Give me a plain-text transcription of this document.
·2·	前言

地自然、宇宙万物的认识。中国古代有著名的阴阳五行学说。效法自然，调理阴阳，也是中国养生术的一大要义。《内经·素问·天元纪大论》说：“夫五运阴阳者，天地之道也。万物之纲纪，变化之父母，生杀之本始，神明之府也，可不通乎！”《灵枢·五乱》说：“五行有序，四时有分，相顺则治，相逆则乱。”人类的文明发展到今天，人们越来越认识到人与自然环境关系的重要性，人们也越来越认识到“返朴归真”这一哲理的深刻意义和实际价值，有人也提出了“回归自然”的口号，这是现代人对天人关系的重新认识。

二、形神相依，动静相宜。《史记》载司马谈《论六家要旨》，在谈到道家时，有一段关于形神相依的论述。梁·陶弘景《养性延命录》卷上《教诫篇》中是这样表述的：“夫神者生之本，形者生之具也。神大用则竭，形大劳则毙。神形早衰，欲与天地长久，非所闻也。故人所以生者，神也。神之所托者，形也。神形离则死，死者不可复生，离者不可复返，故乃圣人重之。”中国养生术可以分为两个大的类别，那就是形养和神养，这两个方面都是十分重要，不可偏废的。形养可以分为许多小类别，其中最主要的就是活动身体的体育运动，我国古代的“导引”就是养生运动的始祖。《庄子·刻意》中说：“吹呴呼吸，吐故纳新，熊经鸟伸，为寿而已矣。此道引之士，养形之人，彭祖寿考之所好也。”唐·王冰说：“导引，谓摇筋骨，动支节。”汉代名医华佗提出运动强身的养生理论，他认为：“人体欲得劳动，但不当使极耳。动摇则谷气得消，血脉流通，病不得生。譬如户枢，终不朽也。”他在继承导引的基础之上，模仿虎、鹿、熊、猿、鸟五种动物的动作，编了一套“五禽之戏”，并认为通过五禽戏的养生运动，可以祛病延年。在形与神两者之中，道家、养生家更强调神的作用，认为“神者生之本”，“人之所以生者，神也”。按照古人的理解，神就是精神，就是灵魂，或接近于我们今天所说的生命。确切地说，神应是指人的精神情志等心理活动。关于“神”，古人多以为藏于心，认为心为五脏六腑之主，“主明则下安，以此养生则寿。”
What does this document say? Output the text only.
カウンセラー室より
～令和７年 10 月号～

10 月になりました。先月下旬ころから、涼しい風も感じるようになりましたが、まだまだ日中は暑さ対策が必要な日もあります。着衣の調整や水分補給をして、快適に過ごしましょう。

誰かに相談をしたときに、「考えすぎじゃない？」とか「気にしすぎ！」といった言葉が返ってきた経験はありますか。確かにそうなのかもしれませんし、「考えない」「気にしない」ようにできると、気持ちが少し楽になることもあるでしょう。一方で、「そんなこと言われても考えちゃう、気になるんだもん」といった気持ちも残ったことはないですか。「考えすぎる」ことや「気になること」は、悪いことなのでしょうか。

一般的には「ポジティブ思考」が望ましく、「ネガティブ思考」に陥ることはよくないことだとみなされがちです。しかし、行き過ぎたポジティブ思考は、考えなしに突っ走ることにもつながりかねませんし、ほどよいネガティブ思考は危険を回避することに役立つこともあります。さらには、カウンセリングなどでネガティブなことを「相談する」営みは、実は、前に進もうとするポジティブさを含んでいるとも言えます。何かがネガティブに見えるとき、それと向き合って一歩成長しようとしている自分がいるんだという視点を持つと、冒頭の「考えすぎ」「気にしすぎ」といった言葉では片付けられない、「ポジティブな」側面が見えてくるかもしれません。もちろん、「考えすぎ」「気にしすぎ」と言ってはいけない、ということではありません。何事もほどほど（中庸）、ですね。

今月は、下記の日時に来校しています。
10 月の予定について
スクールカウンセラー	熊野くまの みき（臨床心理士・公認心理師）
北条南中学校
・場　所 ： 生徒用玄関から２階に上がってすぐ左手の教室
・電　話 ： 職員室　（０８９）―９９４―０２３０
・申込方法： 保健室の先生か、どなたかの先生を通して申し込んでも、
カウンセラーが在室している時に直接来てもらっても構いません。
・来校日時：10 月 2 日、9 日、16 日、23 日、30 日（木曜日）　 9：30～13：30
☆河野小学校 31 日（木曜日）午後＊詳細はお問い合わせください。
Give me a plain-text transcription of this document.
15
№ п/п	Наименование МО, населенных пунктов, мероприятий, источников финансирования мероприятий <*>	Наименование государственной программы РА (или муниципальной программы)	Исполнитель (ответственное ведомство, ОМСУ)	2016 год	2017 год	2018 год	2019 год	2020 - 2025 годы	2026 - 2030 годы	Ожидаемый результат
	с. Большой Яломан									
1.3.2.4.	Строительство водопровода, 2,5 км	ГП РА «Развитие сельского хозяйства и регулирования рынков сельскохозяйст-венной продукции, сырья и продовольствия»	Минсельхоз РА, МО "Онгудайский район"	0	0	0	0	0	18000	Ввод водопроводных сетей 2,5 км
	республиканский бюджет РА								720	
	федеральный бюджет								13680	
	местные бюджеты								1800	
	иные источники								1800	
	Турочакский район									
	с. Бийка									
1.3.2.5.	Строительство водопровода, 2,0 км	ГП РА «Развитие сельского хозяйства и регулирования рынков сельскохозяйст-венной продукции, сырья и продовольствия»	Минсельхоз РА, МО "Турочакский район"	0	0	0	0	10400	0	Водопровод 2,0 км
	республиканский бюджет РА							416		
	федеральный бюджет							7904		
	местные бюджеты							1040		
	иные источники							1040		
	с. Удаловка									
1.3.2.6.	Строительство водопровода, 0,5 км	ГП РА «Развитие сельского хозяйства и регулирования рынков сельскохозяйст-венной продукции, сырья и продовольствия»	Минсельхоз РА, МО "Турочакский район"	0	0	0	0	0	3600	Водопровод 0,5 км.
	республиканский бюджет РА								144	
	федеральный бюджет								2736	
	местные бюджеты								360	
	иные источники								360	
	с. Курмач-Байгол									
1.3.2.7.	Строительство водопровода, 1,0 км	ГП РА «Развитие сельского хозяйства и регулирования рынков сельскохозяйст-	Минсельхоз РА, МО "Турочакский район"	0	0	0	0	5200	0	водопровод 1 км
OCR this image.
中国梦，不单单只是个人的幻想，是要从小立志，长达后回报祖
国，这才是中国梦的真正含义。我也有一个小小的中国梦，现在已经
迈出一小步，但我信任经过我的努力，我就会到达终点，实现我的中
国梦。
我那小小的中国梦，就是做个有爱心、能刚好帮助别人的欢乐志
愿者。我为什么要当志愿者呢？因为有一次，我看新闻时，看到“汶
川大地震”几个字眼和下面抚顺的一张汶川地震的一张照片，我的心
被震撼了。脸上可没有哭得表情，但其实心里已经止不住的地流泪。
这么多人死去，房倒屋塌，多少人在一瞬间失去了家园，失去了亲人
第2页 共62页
........
Copy every line above in which the string "республиканский" shows up.

▸ **Solution for this exercise**
	республиканский бюджет РА								720	
	республиканский бюджет РА							416		
	республиканский бюджет РА								144	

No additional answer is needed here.